● PROBLEM DETAILS: Can you copy the records below word for word, leaving out the pictures?

[Image layout annotations]
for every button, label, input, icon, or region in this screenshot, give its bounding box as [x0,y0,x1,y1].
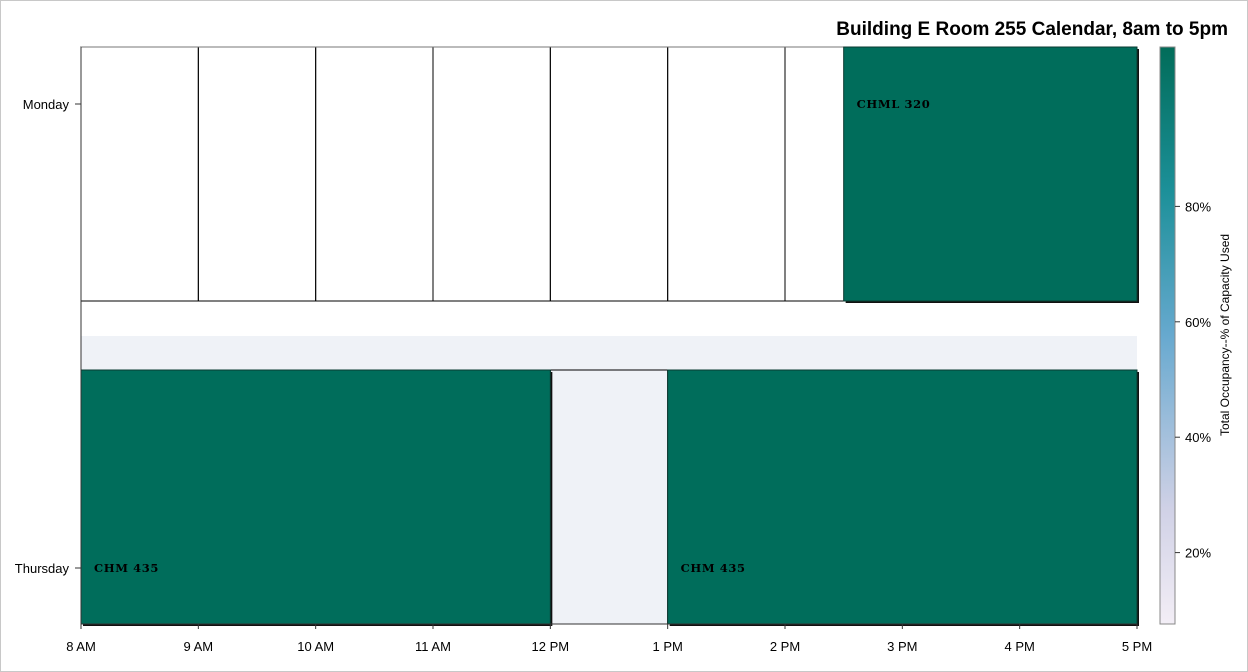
x-tick-label: 5 PM [1122,639,1152,654]
event-block-0 [843,46,1138,302]
x-tick-label: 3 PM [887,639,917,654]
x-tick-label: 8 AM [66,639,96,654]
colorbar-tick-label: 80% [1185,199,1211,214]
grid-cell-monday [549,46,669,302]
colorbar-legend: 20% 40% 60% 80% Total Occupancy--% of Capac… [1159,46,1232,625]
plot-area: CHML 320 CHM 435 CHM 435 [80,46,1139,626]
colorbar-tick-label: 20% [1185,546,1211,561]
grid-cell-monday [432,46,551,302]
colorbar-gradient [1159,46,1176,625]
x-tick-label: 11 AM [415,639,451,654]
x-tick-label: 2 PM [770,639,800,654]
event-block-1 [80,369,551,625]
grid-cell-monday [80,46,199,302]
colorbar-label: Total Occupancy--% of Capacity Used [1218,234,1232,436]
y-tick-label: Monday [23,97,70,112]
grid-cell-monday [315,46,434,302]
x-tick-label: 10 AM [297,639,334,654]
y-axis: Monday Thursday [15,47,82,624]
event-label: CHM 435 [94,561,159,575]
event-block-2 [667,369,1138,625]
colorbar-tick-label: 40% [1185,430,1211,445]
x-tick-label: 12 PM [532,639,570,654]
event-label: CHML 320 [857,97,931,111]
x-tick-label: 4 PM [1004,639,1034,654]
grid-cell-monday [667,46,786,302]
event-label: CHM 435 [681,561,746,575]
colorbar-tick-label: 60% [1185,315,1211,330]
y-tick-label: Thursday [15,561,70,576]
x-axis: 8 AM 9 AM 10 AM 11 AM 12 PM 1 PM 2 PM 3 PM 4 PM 5… [66,623,1152,654]
x-tick-label: 1 PM [652,639,682,654]
grid-cell-monday [197,46,317,302]
x-tick-label: 9 AM [184,639,214,654]
chart-title: Building E Room 255 Calendar, 8am to 5pm [836,19,1228,40]
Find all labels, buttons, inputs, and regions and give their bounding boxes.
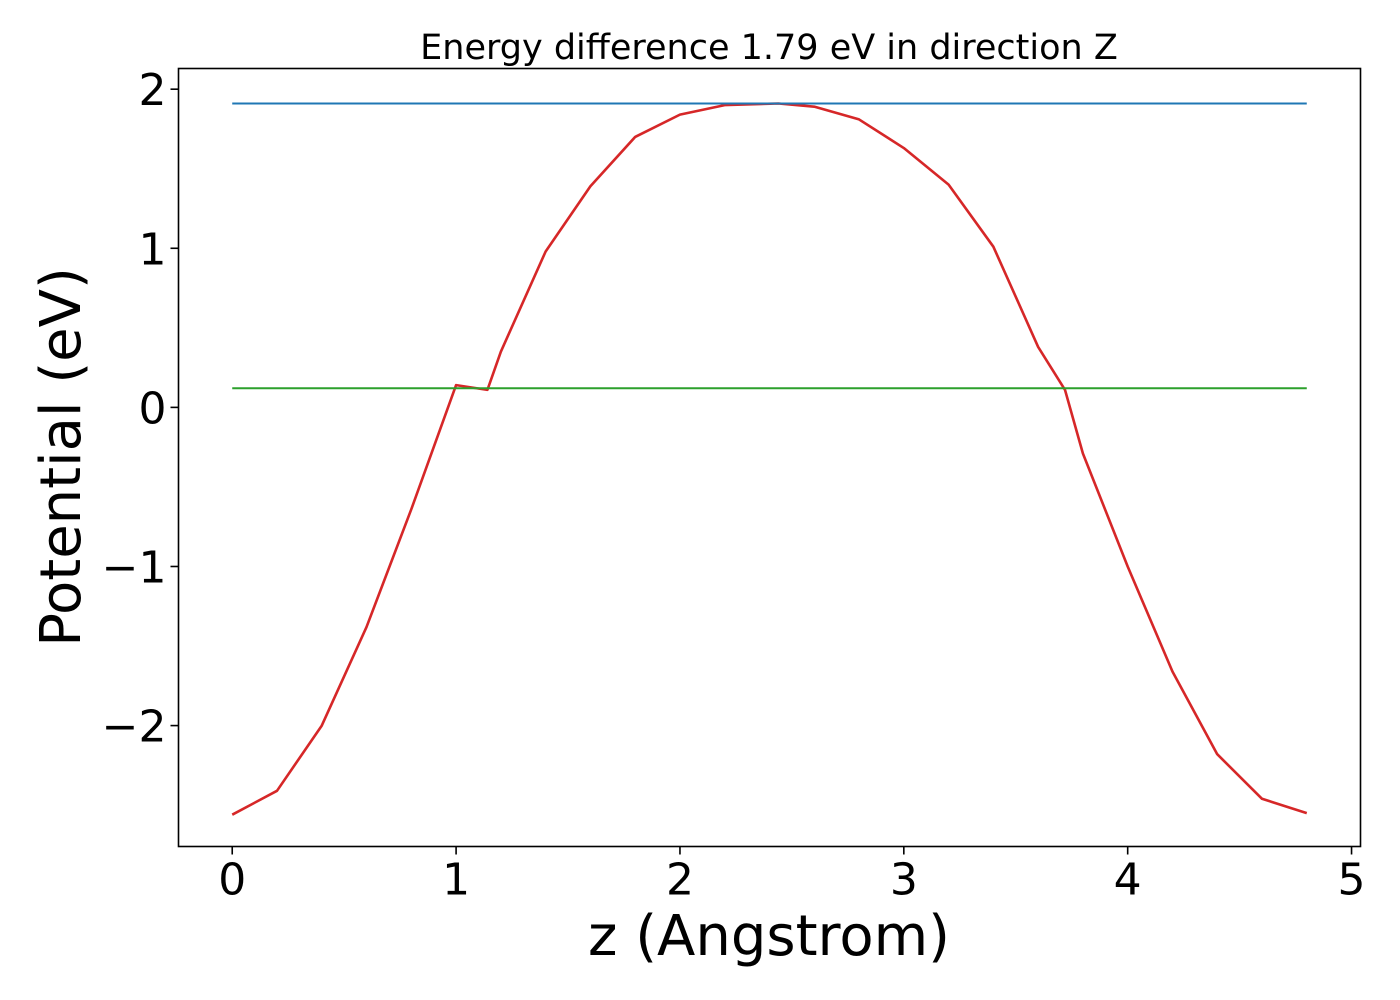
x-tick-label: 1 xyxy=(442,855,470,906)
plot-frame xyxy=(177,67,1362,848)
y-tick-label: −2 xyxy=(102,702,167,753)
x-tick-label: 3 xyxy=(890,855,918,906)
x-tick-label: 2 xyxy=(666,855,694,906)
axis-ticks: 0 1 2 3 4 5 −2 −1 0 1 2 xyxy=(102,65,1366,905)
y-tick-label: −1 xyxy=(102,542,167,593)
y-axis-label: Potential (eV) xyxy=(29,267,94,647)
x-tick-label: 4 xyxy=(1114,855,1142,906)
x-axis-label: z (Angstrom) xyxy=(588,904,950,969)
chart-title: Energy difference 1.79 eV in direction Z xyxy=(420,28,1118,68)
y-tick-label: 1 xyxy=(139,224,167,275)
series-line-1 xyxy=(231,102,1308,816)
y-tick-label: 0 xyxy=(139,383,167,434)
y-tick-label: 2 xyxy=(139,65,167,116)
plot-area xyxy=(231,102,1308,816)
x-tick-label: 5 xyxy=(1338,855,1366,906)
x-tick-label: 0 xyxy=(218,855,246,906)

● EXPECTED ANSWER:
for every button, label, input, icon, or region in this screenshot, give its bounding box as [x0,y0,x1,y1].
x-tick-label: 5 PM [1122,639,1152,654]
event-block-0 [843,46,1138,302]
x-tick-label: 3 PM [887,639,917,654]
x-tick-label: 8 AM [66,639,96,654]
colorbar-tick-label: 80% [1185,199,1211,214]
grid-cell-monday [549,46,669,302]
colorbar-legend: 20% 40% 60% 80% Total Occupancy--% of Capac… [1159,46,1232,625]
plot-area: CHML 320 CHM 435 CHM 435 [80,46,1139,626]
colorbar-tick-label: 20% [1185,546,1211,561]
grid-cell-monday [432,46,551,302]
colorbar-gradient [1159,46,1176,625]
x-tick-label: 11 AM [415,639,451,654]
x-tick-label: 2 PM [770,639,800,654]
event-block-1 [80,369,551,625]
grid-cell-monday [80,46,199,302]
colorbar-label: Total Occupancy--% of Capacity Used [1218,234,1232,436]
y-tick-label: Monday [23,97,70,112]
grid-cell-monday [315,46,434,302]
x-tick-label: 10 AM [297,639,334,654]
y-axis: Monday Thursday [15,47,82,624]
event-label: CHM 435 [94,561,159,575]
event-block-2 [667,369,1138,625]
colorbar-tick-label: 40% [1185,430,1211,445]
x-tick-label: 12 PM [532,639,570,654]
event-label: CHML 320 [857,97,931,111]
x-tick-label: 4 PM [1004,639,1034,654]
grid-cell-monday [667,46,786,302]
event-label: CHM 435 [681,561,746,575]
colorbar-tick-label: 60% [1185,315,1211,330]
y-tick-label: Thursday [15,561,70,576]
x-axis: 8 AM 9 AM 10 AM 11 AM 12 PM 1 PM 2 PM 3 PM 4 PM 5… [66,623,1152,654]
x-tick-label: 1 PM [652,639,682,654]
grid-cell-monday [197,46,317,302]
x-tick-label: 9 AM [184,639,214,654]
chart-title: Building E Room 255 Calendar, 8am to 5pm [836,19,1228,40]
Find all labels, buttons, inputs, and regions and give their bounding boxes.
x-tick-label: 1 xyxy=(442,855,470,906)
plot-frame xyxy=(177,67,1362,848)
y-tick-label: −2 xyxy=(102,702,167,753)
x-tick-label: 3 xyxy=(890,855,918,906)
x-tick-label: 2 xyxy=(666,855,694,906)
axis-ticks: 0 1 2 3 4 5 −2 −1 0 1 2 xyxy=(102,65,1366,905)
y-tick-label: −1 xyxy=(102,542,167,593)
y-axis-label: Potential (eV) xyxy=(29,267,94,647)
x-tick-label: 4 xyxy=(1114,855,1142,906)
x-axis-label: z (Angstrom) xyxy=(588,904,950,969)
chart-title: Energy difference 1.79 eV in direction Z xyxy=(420,28,1118,68)
y-tick-label: 1 xyxy=(139,224,167,275)
series-line-1 xyxy=(231,102,1308,816)
y-tick-label: 0 xyxy=(139,383,167,434)
y-tick-label: 2 xyxy=(139,65,167,116)
plot-area xyxy=(231,102,1308,816)
x-tick-label: 5 xyxy=(1338,855,1366,906)
x-tick-label: 0 xyxy=(218,855,246,906)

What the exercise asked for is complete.